[LISTING start]
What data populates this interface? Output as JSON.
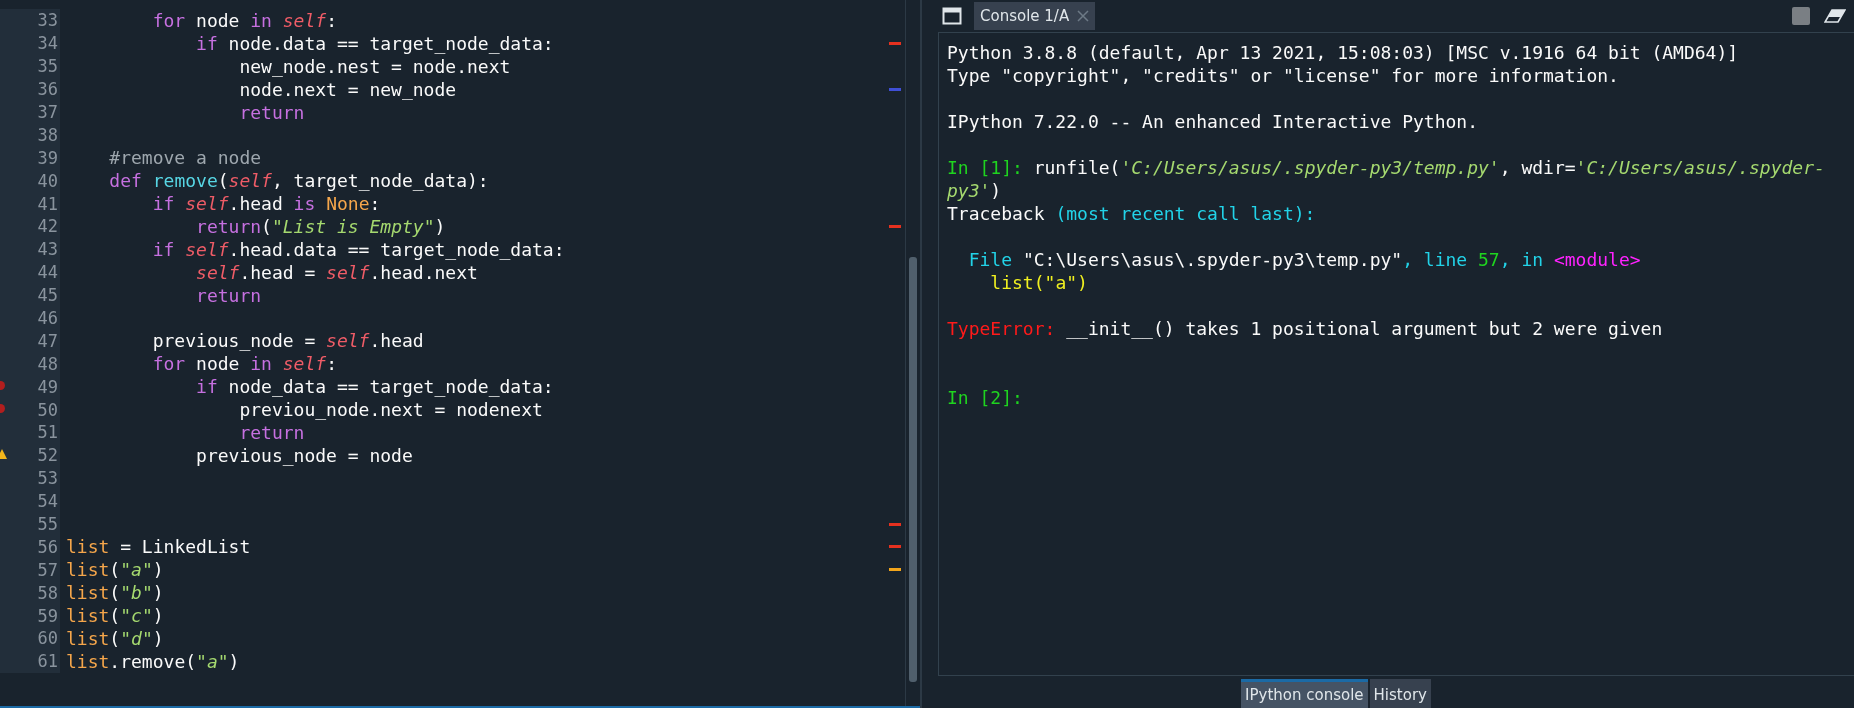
{
  "editor": {
    "lines": [
      {
        "number": "33",
        "overview_error": false,
        "overview_info": false,
        "overview_warning": false,
        "gutter_error": false,
        "gutter_warning": false,
        "tokens": [
          {
            "kind": "keyword",
            "text": "        for"
          },
          {
            "kind": "plain",
            "text": " node "
          },
          {
            "kind": "keyword",
            "text": "in "
          },
          {
            "kind": "self",
            "text": "self"
          },
          {
            "kind": "plain",
            "text": ":"
          }
        ]
      },
      {
        "number": "34",
        "overview_error": true,
        "overview_info": false,
        "overview_warning": false,
        "gutter_error": false,
        "gutter_warning": false,
        "tokens": [
          {
            "kind": "keyword",
            "text": "            if"
          },
          {
            "kind": "plain",
            "text": " node.data == target_node_data:"
          }
        ]
      },
      {
        "number": "35",
        "overview_error": false,
        "overview_info": false,
        "overview_warning": false,
        "gutter_error": false,
        "gutter_warning": false,
        "tokens": [
          {
            "kind": "plain",
            "text": "                new_node.nest = node.next"
          }
        ]
      },
      {
        "number": "36",
        "overview_error": false,
        "overview_info": true,
        "overview_warning": false,
        "gutter_error": false,
        "gutter_warning": false,
        "tokens": [
          {
            "kind": "plain",
            "text": "                node.next = new_node"
          }
        ]
      },
      {
        "number": "37",
        "overview_error": false,
        "overview_info": false,
        "overview_warning": false,
        "gutter_error": false,
        "gutter_warning": false,
        "tokens": [
          {
            "kind": "keyword",
            "text": "                return"
          }
        ]
      },
      {
        "number": "38",
        "overview_error": false,
        "overview_info": false,
        "overview_warning": false,
        "gutter_error": false,
        "gutter_warning": false
      },
      {
        "number": "39",
        "overview_error": false,
        "overview_info": false,
        "overview_warning": false,
        "gutter_error": false,
        "gutter_warning": false,
        "tokens": [
          {
            "kind": "comment",
            "text": "    #remove a node"
          }
        ]
      },
      {
        "number": "40",
        "overview_error": false,
        "overview_info": false,
        "overview_warning": false,
        "gutter_error": false,
        "gutter_warning": false,
        "tokens": [
          {
            "kind": "keyword",
            "text": "    def "
          },
          {
            "kind": "function",
            "text": "remove"
          },
          {
            "kind": "plain",
            "text": "("
          },
          {
            "kind": "self",
            "text": "self"
          },
          {
            "kind": "plain",
            "text": ", target_node_data):"
          }
        ]
      },
      {
        "number": "41",
        "overview_error": false,
        "overview_info": false,
        "overview_warning": false,
        "gutter_error": false,
        "gutter_warning": false,
        "tokens": [
          {
            "kind": "keyword",
            "text": "        if "
          },
          {
            "kind": "self",
            "text": "self"
          },
          {
            "kind": "plain",
            "text": ".head "
          },
          {
            "kind": "keyword",
            "text": "is "
          },
          {
            "kind": "builtin",
            "text": "None"
          },
          {
            "kind": "plain",
            "text": ":"
          }
        ]
      },
      {
        "number": "42",
        "overview_error": true,
        "overview_info": false,
        "overview_warning": false,
        "gutter_error": false,
        "gutter_warning": false,
        "tokens": [
          {
            "kind": "keyword",
            "text": "            return"
          },
          {
            "kind": "plain",
            "text": "("
          },
          {
            "kind": "string",
            "text": "\"List is Empty\""
          },
          {
            "kind": "plain",
            "text": ")"
          }
        ]
      },
      {
        "number": "43",
        "overview_error": false,
        "overview_info": false,
        "overview_warning": false,
        "gutter_error": false,
        "gutter_warning": false,
        "tokens": [
          {
            "kind": "keyword",
            "text": "        if "
          },
          {
            "kind": "self",
            "text": "self"
          },
          {
            "kind": "plain",
            "text": ".head.data == target_node_data:"
          }
        ]
      },
      {
        "number": "44",
        "overview_error": false,
        "overview_info": false,
        "overview_warning": false,
        "gutter_error": false,
        "gutter_warning": false,
        "tokens": [
          {
            "kind": "self",
            "text": "            self"
          },
          {
            "kind": "plain",
            "text": ".head = "
          },
          {
            "kind": "self",
            "text": "self"
          },
          {
            "kind": "plain",
            "text": ".head.next"
          }
        ]
      },
      {
        "number": "45",
        "overview_error": false,
        "overview_info": false,
        "overview_warning": false,
        "gutter_error": false,
        "gutter_warning": false,
        "tokens": [
          {
            "kind": "keyword",
            "text": "            return"
          }
        ]
      },
      {
        "number": "46",
        "overview_error": false,
        "overview_info": false,
        "overview_warning": false,
        "gutter_error": false,
        "gutter_warning": false
      },
      {
        "number": "47",
        "overview_error": false,
        "overview_info": false,
        "overview_warning": false,
        "gutter_error": false,
        "gutter_warning": false,
        "tokens": [
          {
            "kind": "plain",
            "text": "        previous_node = "
          },
          {
            "kind": "self",
            "text": "self"
          },
          {
            "kind": "plain",
            "text": ".head"
          }
        ]
      },
      {
        "number": "48",
        "overview_error": false,
        "overview_info": false,
        "overview_warning": false,
        "gutter_error": false,
        "gutter_warning": false,
        "tokens": [
          {
            "kind": "keyword",
            "text": "        for"
          },
          {
            "kind": "plain",
            "text": " node "
          },
          {
            "kind": "keyword",
            "text": "in "
          },
          {
            "kind": "self",
            "text": "self"
          },
          {
            "kind": "plain",
            "text": ":"
          }
        ]
      },
      {
        "number": "49",
        "overview_error": false,
        "overview_info": false,
        "overview_warning": false,
        "gutter_error": true,
        "gutter_warning": false,
        "tokens": [
          {
            "kind": "keyword",
            "text": "            if"
          },
          {
            "kind": "plain",
            "text": " node_data == target_node_data:"
          }
        ]
      },
      {
        "number": "50",
        "overview_error": false,
        "overview_info": false,
        "overview_warning": false,
        "gutter_error": true,
        "gutter_warning": false,
        "tokens": [
          {
            "kind": "plain",
            "text": "                previou_node.next = nodenext"
          }
        ]
      },
      {
        "number": "51",
        "overview_error": false,
        "overview_info": false,
        "overview_warning": false,
        "gutter_error": false,
        "gutter_warning": false,
        "tokens": [
          {
            "kind": "keyword",
            "text": "                return"
          }
        ]
      },
      {
        "number": "52",
        "overview_error": false,
        "overview_info": false,
        "overview_warning": false,
        "gutter_error": false,
        "gutter_warning": true,
        "tokens": [
          {
            "kind": "plain",
            "text": "            previous_node = node"
          }
        ]
      },
      {
        "number": "53",
        "overview_error": false,
        "overview_info": false,
        "overview_warning": false,
        "gutter_error": false,
        "gutter_warning": false
      },
      {
        "number": "54",
        "overview_error": false,
        "overview_info": false,
        "overview_warning": false,
        "gutter_error": false,
        "gutter_warning": false
      },
      {
        "number": "55",
        "overview_error": true,
        "overview_info": false,
        "overview_warning": false,
        "gutter_error": false,
        "gutter_warning": false
      },
      {
        "number": "56",
        "overview_error": true,
        "overview_info": false,
        "overview_warning": false,
        "gutter_error": false,
        "gutter_warning": false,
        "tokens": [
          {
            "kind": "builtin",
            "text": "list"
          },
          {
            "kind": "plain",
            "text": " = LinkedList"
          }
        ]
      },
      {
        "number": "57",
        "overview_error": false,
        "overview_info": false,
        "overview_warning": true,
        "gutter_error": false,
        "gutter_warning": false,
        "tokens": [
          {
            "kind": "builtin",
            "text": "list"
          },
          {
            "kind": "plain",
            "text": "("
          },
          {
            "kind": "string",
            "text": "\"a\""
          },
          {
            "kind": "plain",
            "text": ")"
          }
        ]
      },
      {
        "number": "58",
        "overview_error": false,
        "overview_info": false,
        "overview_warning": false,
        "gutter_error": false,
        "gutter_warning": false,
        "tokens": [
          {
            "kind": "builtin",
            "text": "list"
          },
          {
            "kind": "plain",
            "text": "("
          },
          {
            "kind": "string",
            "text": "\"b\""
          },
          {
            "kind": "plain",
            "text": ")"
          }
        ]
      },
      {
        "number": "59",
        "overview_error": false,
        "overview_info": false,
        "overview_warning": false,
        "gutter_error": false,
        "gutter_warning": false,
        "tokens": [
          {
            "kind": "builtin",
            "text": "list"
          },
          {
            "kind": "plain",
            "text": "("
          },
          {
            "kind": "string",
            "text": "\"c\""
          },
          {
            "kind": "plain",
            "text": ")"
          }
        ]
      },
      {
        "number": "60",
        "overview_error": false,
        "overview_info": false,
        "overview_warning": false,
        "gutter_error": false,
        "gutter_warning": false,
        "tokens": [
          {
            "kind": "builtin",
            "text": "list"
          },
          {
            "kind": "plain",
            "text": "("
          },
          {
            "kind": "string",
            "text": "\"d\""
          },
          {
            "kind": "plain",
            "text": ")"
          }
        ]
      },
      {
        "number": "61",
        "overview_error": false,
        "overview_info": false,
        "overview_warning": false,
        "gutter_error": false,
        "gutter_warning": false,
        "tokens": [
          {
            "kind": "builtin",
            "text": "list"
          },
          {
            "kind": "plain",
            "text": ".remove("
          },
          {
            "kind": "string",
            "text": "\"a\""
          },
          {
            "kind": "plain",
            "text": ")"
          }
        ]
      }
    ]
  },
  "console": {
    "tabs": [
      {
        "label": "Console 1/A",
        "selected": true
      }
    ],
    "lines": [
      {
        "kind": "text",
        "segments": [
          {
            "kind": "plain",
            "text": "Python 3.8.8 (default, Apr 13 2021, 15:08:03) [MSC v.1916 64 bit (AMD64)]"
          }
        ]
      },
      {
        "kind": "text",
        "segments": [
          {
            "kind": "plain",
            "text": "Type \"copyright\", \"credits\" or \"license\" for more information."
          }
        ]
      },
      {
        "kind": "blank"
      },
      {
        "kind": "text",
        "segments": [
          {
            "kind": "plain",
            "text": "IPython 7.22.0 -- An enhanced Interactive Python."
          }
        ]
      },
      {
        "kind": "blank"
      },
      {
        "kind": "text",
        "segments": [
          {
            "kind": "prompt",
            "text": "In [1]:"
          },
          {
            "kind": "plain",
            "text": " runfile("
          },
          {
            "kind": "string",
            "text": "'C:/Users/asus/.spyder-py3/temp.py'"
          },
          {
            "kind": "plain",
            "text": ", wdir="
          },
          {
            "kind": "string",
            "text": "'C:/Users/asus/.spyder-py3'"
          },
          {
            "kind": "plain",
            "text": ")"
          }
        ]
      },
      {
        "kind": "text",
        "segments": [
          {
            "kind": "plain",
            "text": "Traceback "
          },
          {
            "kind": "cyan",
            "text": "(most recent call last):"
          }
        ]
      },
      {
        "kind": "blank"
      },
      {
        "kind": "text",
        "segments": [
          {
            "kind": "cyan",
            "text": "  File "
          },
          {
            "kind": "plain",
            "text": "\"C:\\Users\\asus\\.spyder-py3\\temp.py\""
          },
          {
            "kind": "cyan",
            "text": ", line "
          },
          {
            "kind": "number",
            "text": "57"
          },
          {
            "kind": "cyan",
            "text": ", in "
          },
          {
            "kind": "magenta",
            "text": "<module>"
          }
        ]
      },
      {
        "kind": "text",
        "segments": [
          {
            "kind": "yellow",
            "text": "    list(\"a\")"
          }
        ]
      },
      {
        "kind": "blank"
      },
      {
        "kind": "text",
        "segments": [
          {
            "kind": "error",
            "text": "TypeError:"
          },
          {
            "kind": "plain",
            "text": " __init__() takes 1 positional argument but 2 were given"
          }
        ]
      },
      {
        "kind": "blank"
      },
      {
        "kind": "blank"
      },
      {
        "kind": "text",
        "segments": [
          {
            "kind": "prompt",
            "text": "In [2]:"
          }
        ]
      }
    ]
  },
  "bottom_tabs": [
    {
      "label": "IPython console",
      "selected": true
    },
    {
      "label": "History",
      "selected": false
    }
  ]
}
[LISTING end]
Locate all lines in the listing above with the word "spyder". Copy them.

            "text": "'C:/Users/asus/.spyder-py3/temp.py'"
            "text": "'C:/Users/asus/.spyder-py3'"
            "text": "\"C:\\Users\\asus\\.spyder-py3\\temp.py\""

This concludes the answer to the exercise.